## Saved data entries
- - -

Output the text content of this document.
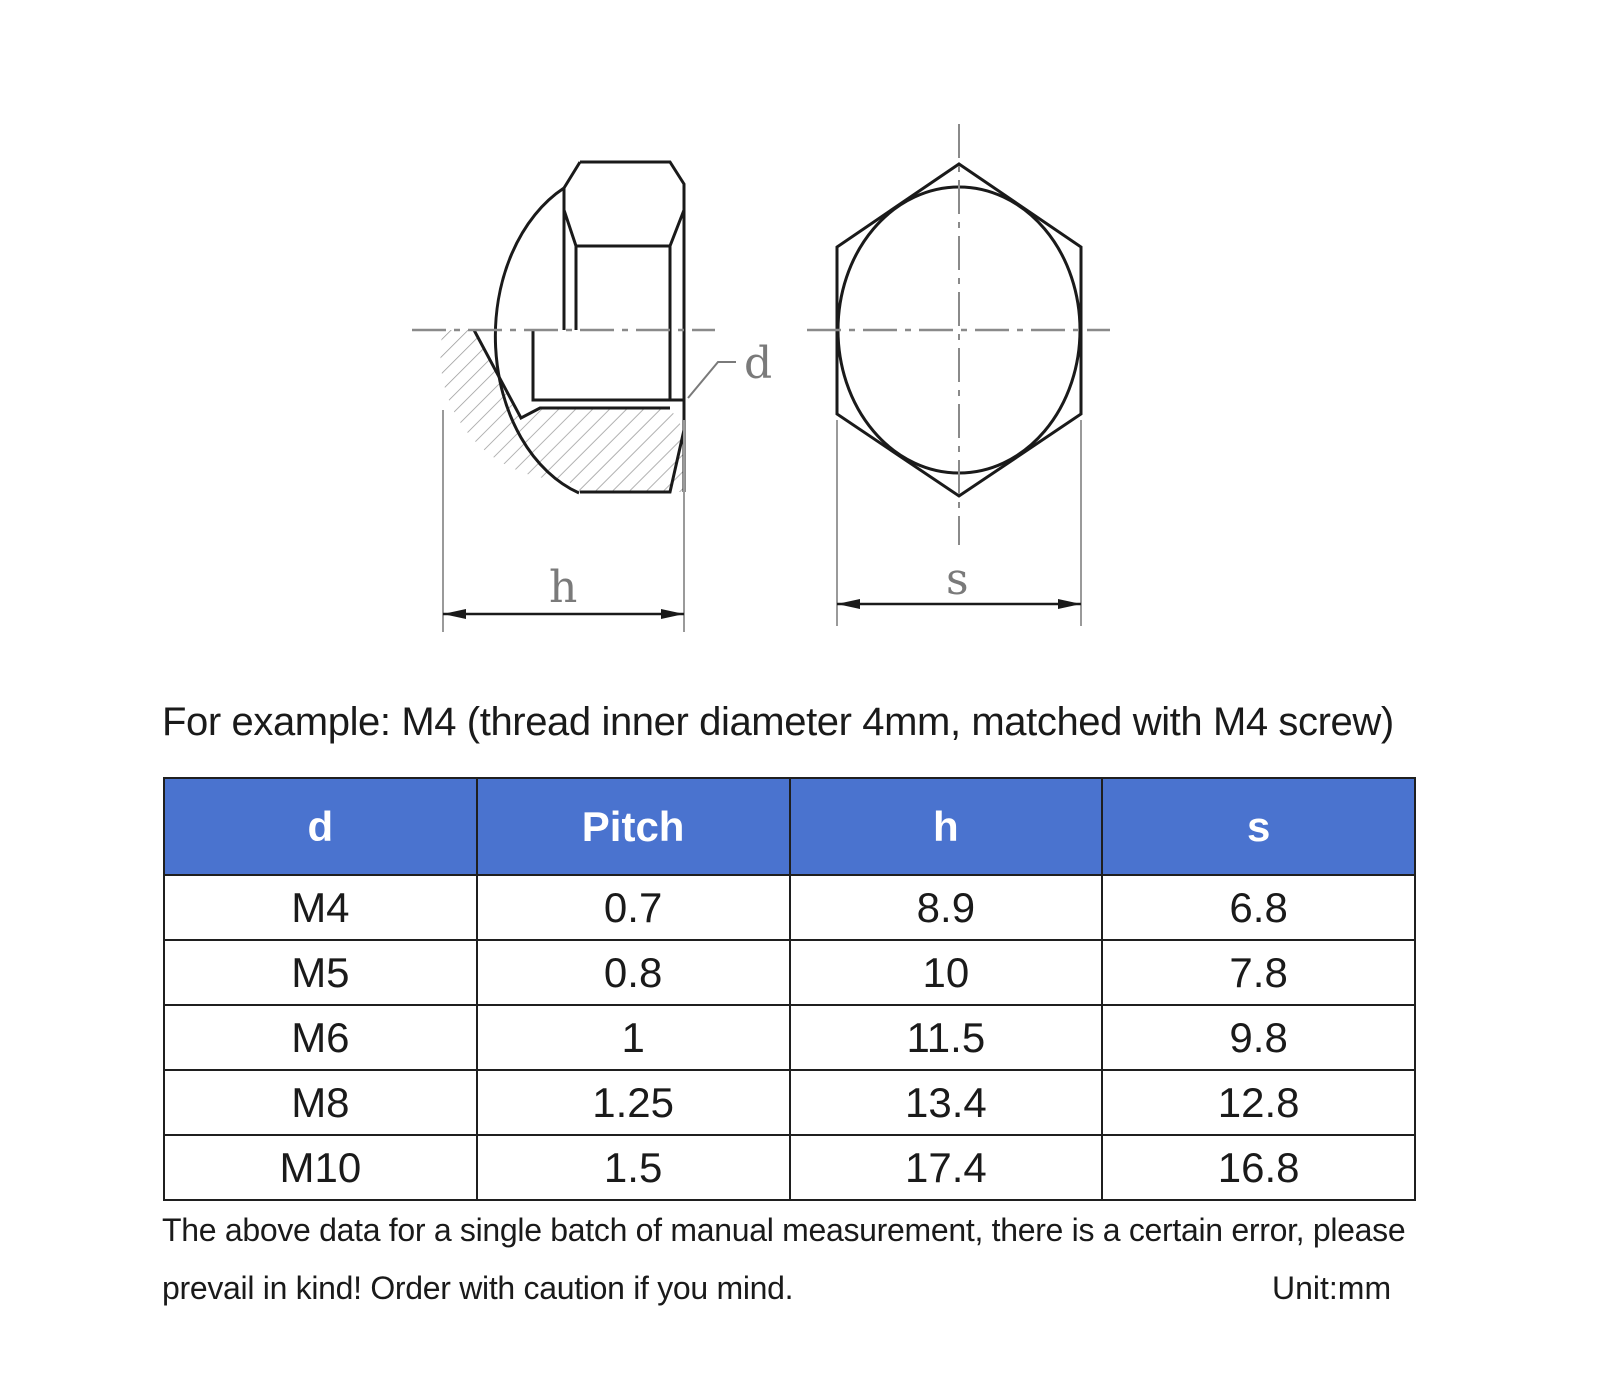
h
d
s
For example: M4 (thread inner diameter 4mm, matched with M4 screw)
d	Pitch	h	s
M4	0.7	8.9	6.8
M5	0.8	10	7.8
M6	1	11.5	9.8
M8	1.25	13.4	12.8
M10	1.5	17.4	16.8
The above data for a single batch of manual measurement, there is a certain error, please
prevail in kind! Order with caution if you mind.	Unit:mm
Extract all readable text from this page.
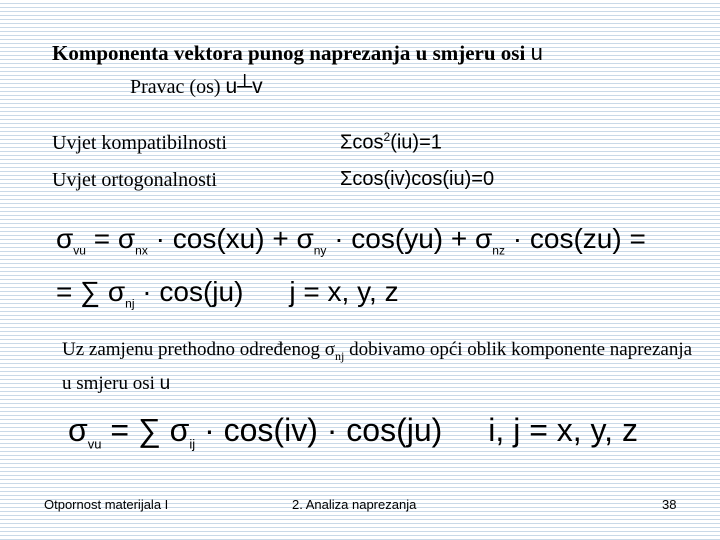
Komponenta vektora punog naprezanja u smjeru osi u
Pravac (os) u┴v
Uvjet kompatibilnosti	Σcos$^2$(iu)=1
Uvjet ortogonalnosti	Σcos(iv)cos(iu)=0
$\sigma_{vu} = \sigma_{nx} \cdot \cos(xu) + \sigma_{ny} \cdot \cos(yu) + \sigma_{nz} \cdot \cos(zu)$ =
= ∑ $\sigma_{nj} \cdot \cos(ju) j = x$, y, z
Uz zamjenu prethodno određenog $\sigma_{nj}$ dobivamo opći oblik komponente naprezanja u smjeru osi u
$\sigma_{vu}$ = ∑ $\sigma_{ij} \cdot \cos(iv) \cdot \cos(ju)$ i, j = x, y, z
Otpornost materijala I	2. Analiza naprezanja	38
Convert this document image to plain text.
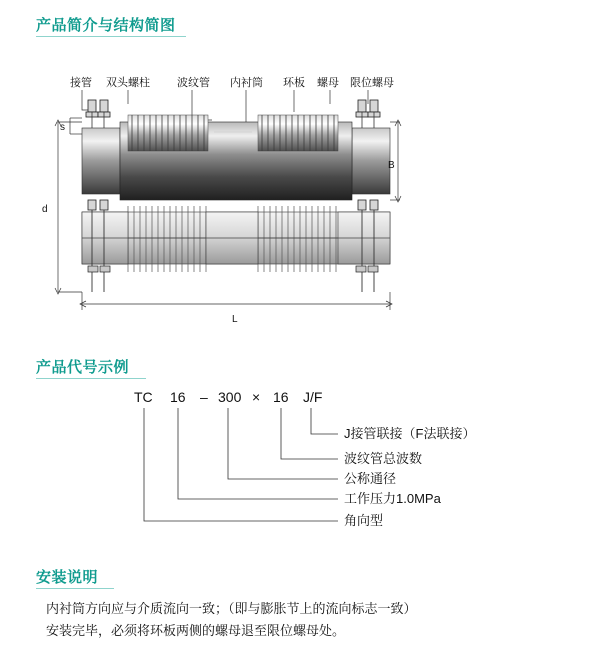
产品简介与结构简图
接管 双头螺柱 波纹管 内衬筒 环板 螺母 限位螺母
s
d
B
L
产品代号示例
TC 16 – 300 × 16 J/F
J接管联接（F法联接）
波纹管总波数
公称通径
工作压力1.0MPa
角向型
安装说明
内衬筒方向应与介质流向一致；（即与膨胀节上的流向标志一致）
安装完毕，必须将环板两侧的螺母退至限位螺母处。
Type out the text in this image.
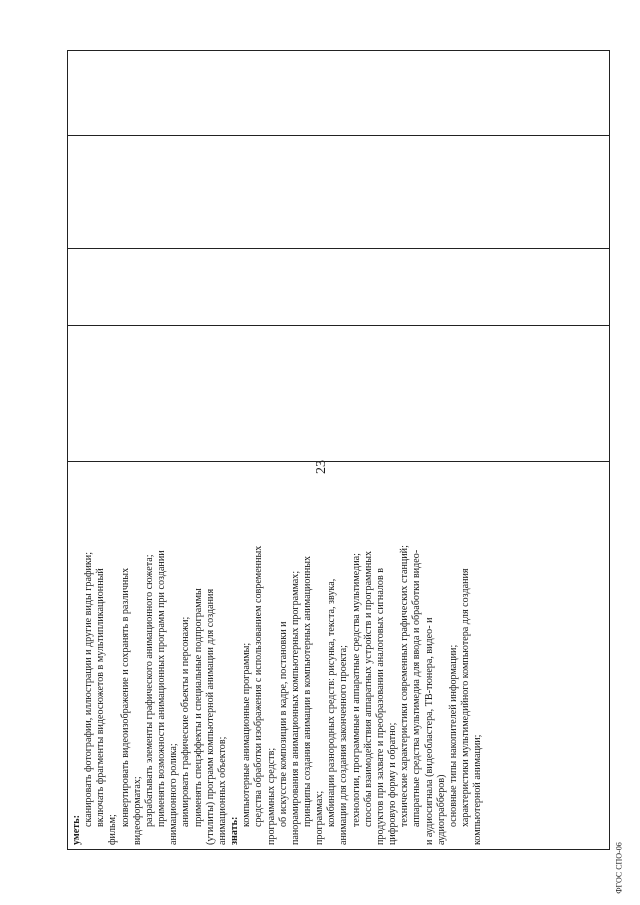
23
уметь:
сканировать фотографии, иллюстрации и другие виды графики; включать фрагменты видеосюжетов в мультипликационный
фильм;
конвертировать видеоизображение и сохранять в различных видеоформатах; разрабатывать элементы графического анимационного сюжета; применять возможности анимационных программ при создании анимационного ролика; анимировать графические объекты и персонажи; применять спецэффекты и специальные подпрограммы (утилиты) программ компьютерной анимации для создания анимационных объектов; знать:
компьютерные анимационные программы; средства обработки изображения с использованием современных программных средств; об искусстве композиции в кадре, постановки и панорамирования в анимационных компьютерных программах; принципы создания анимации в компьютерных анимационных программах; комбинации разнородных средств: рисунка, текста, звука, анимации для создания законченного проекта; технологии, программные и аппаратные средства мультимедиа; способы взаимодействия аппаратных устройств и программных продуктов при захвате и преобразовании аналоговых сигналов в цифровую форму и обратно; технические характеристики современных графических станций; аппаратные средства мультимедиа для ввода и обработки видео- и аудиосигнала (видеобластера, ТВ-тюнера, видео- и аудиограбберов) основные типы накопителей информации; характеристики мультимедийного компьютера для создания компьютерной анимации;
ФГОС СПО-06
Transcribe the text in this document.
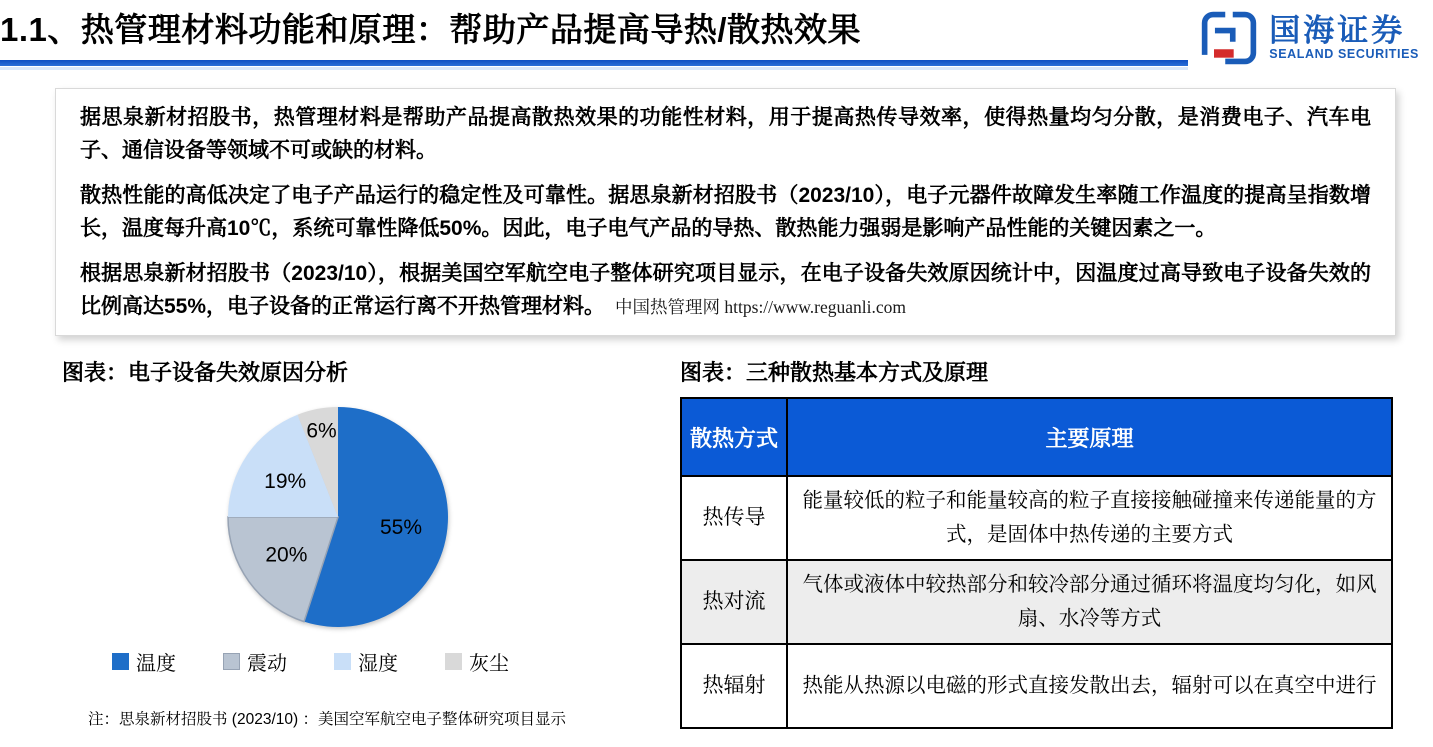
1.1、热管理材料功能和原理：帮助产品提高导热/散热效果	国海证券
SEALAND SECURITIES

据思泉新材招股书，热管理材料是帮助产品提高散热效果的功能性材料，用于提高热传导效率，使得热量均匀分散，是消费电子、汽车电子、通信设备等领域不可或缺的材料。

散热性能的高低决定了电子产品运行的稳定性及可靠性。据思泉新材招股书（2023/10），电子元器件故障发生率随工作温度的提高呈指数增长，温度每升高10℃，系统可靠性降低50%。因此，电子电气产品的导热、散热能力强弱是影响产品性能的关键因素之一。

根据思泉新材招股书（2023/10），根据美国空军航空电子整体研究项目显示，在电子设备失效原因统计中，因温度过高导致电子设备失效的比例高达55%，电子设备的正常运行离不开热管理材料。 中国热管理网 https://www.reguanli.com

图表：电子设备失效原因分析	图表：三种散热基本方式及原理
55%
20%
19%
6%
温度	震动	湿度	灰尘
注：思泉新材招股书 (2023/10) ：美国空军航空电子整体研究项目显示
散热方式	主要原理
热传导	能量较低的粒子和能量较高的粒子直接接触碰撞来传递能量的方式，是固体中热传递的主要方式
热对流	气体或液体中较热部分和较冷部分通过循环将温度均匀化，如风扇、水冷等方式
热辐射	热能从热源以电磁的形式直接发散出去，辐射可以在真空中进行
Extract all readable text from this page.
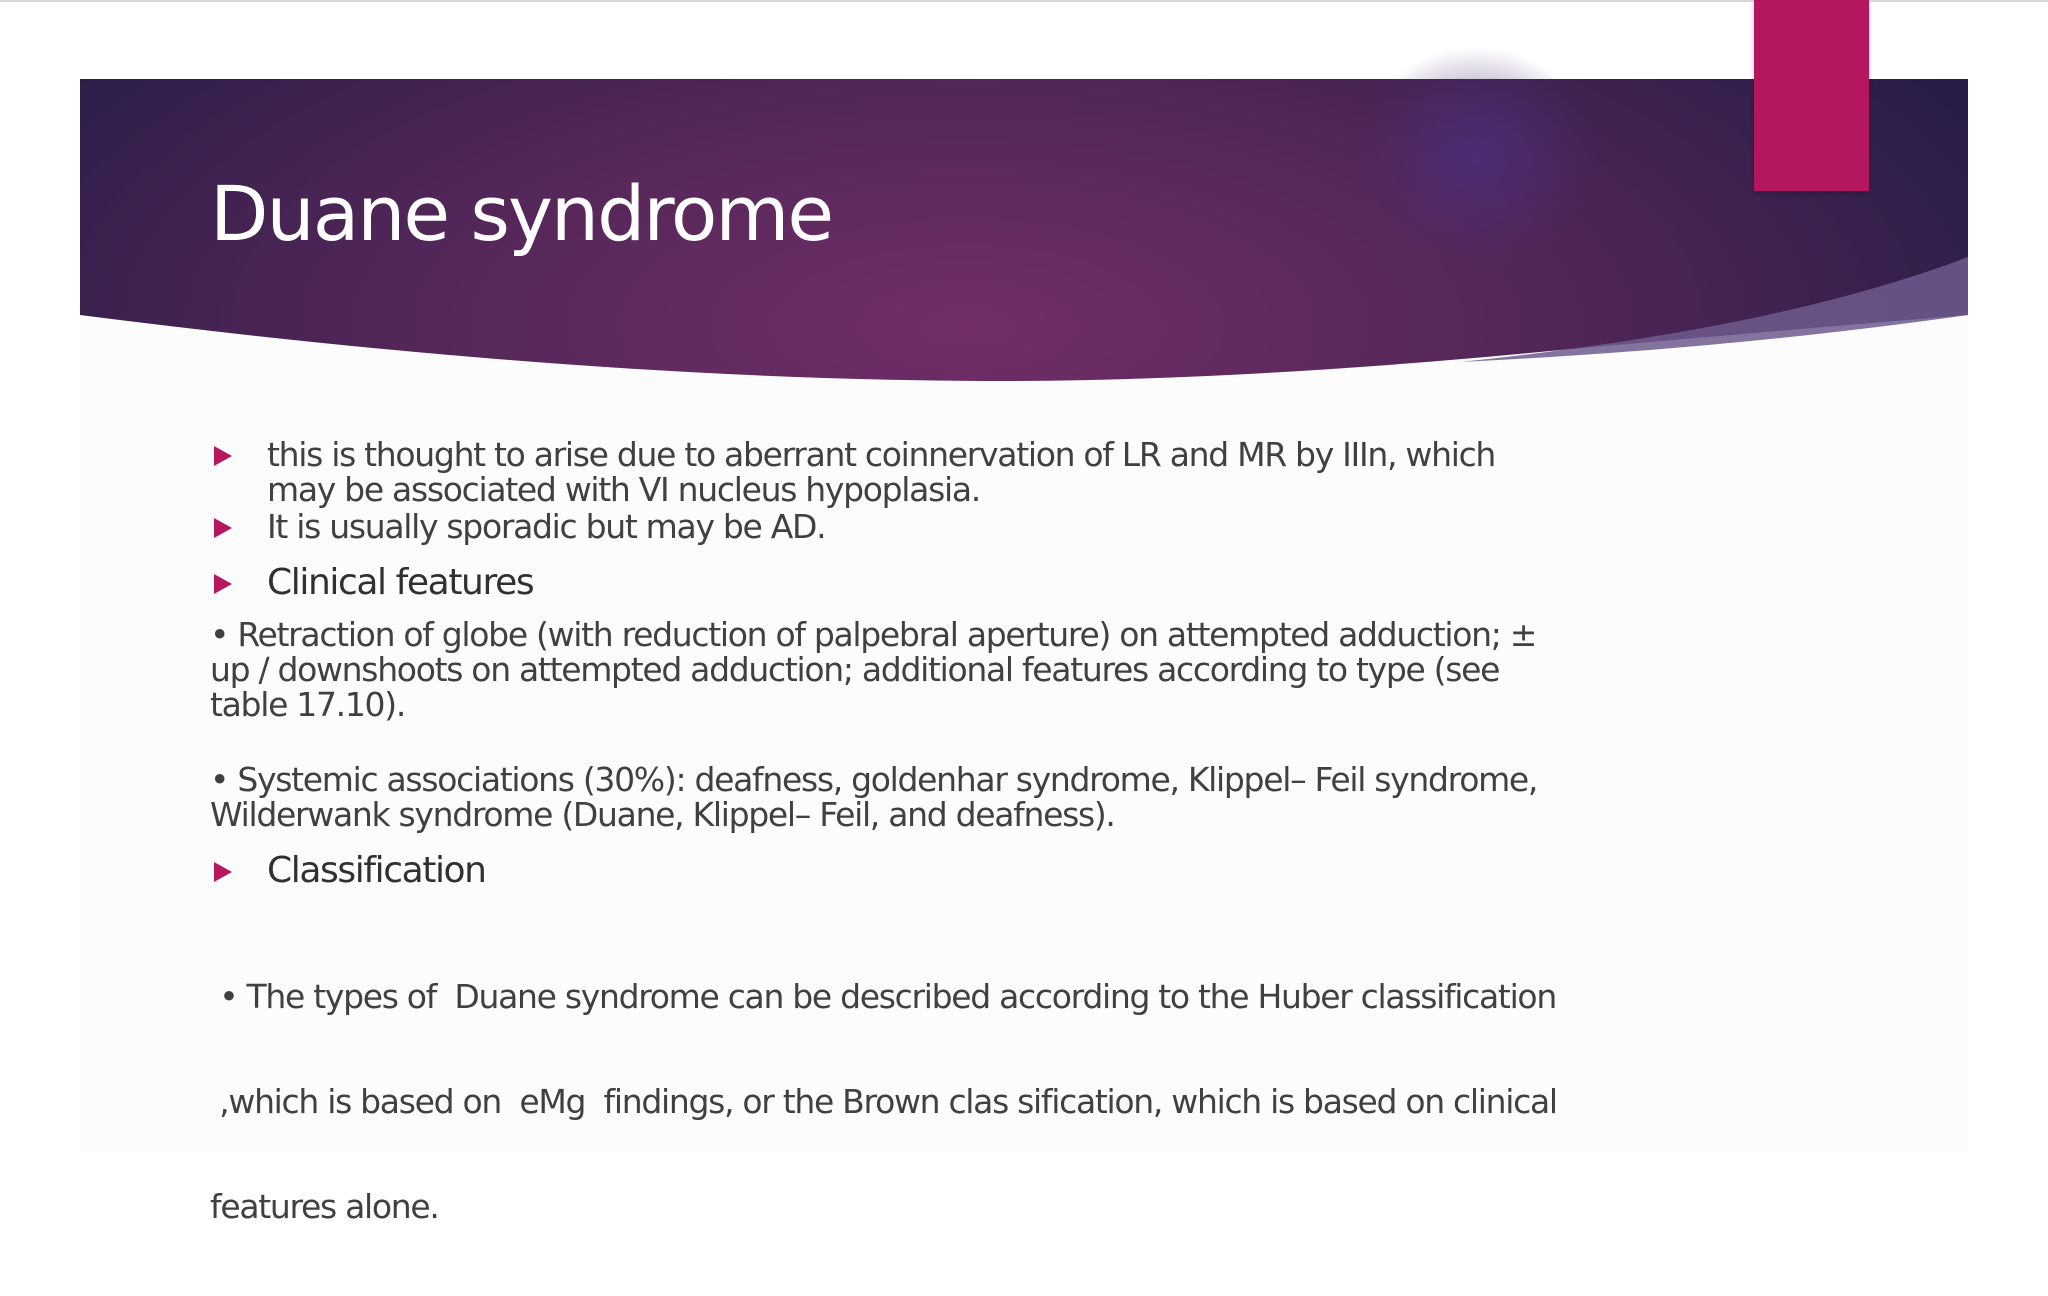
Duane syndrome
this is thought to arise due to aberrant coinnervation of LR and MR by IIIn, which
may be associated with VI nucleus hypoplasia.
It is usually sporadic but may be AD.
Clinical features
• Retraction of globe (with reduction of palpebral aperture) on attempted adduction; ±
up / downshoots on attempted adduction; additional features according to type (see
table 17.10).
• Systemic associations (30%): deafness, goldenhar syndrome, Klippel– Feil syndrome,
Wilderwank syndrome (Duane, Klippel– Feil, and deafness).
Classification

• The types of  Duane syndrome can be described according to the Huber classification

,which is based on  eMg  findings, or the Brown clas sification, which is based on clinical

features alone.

- - -

## Stated problem
Extract every line above that contains the word "naprezanja".

## Problem solution
Komponenta vektora punog naprezanja u smjeru osi u
Uz zamjenu prethodno određenog $\sigma_{nj}$ dobivamo opći oblik komponente naprezanja u smjeru osi u
Otpornost materijala I	2. Analiza naprezanja	38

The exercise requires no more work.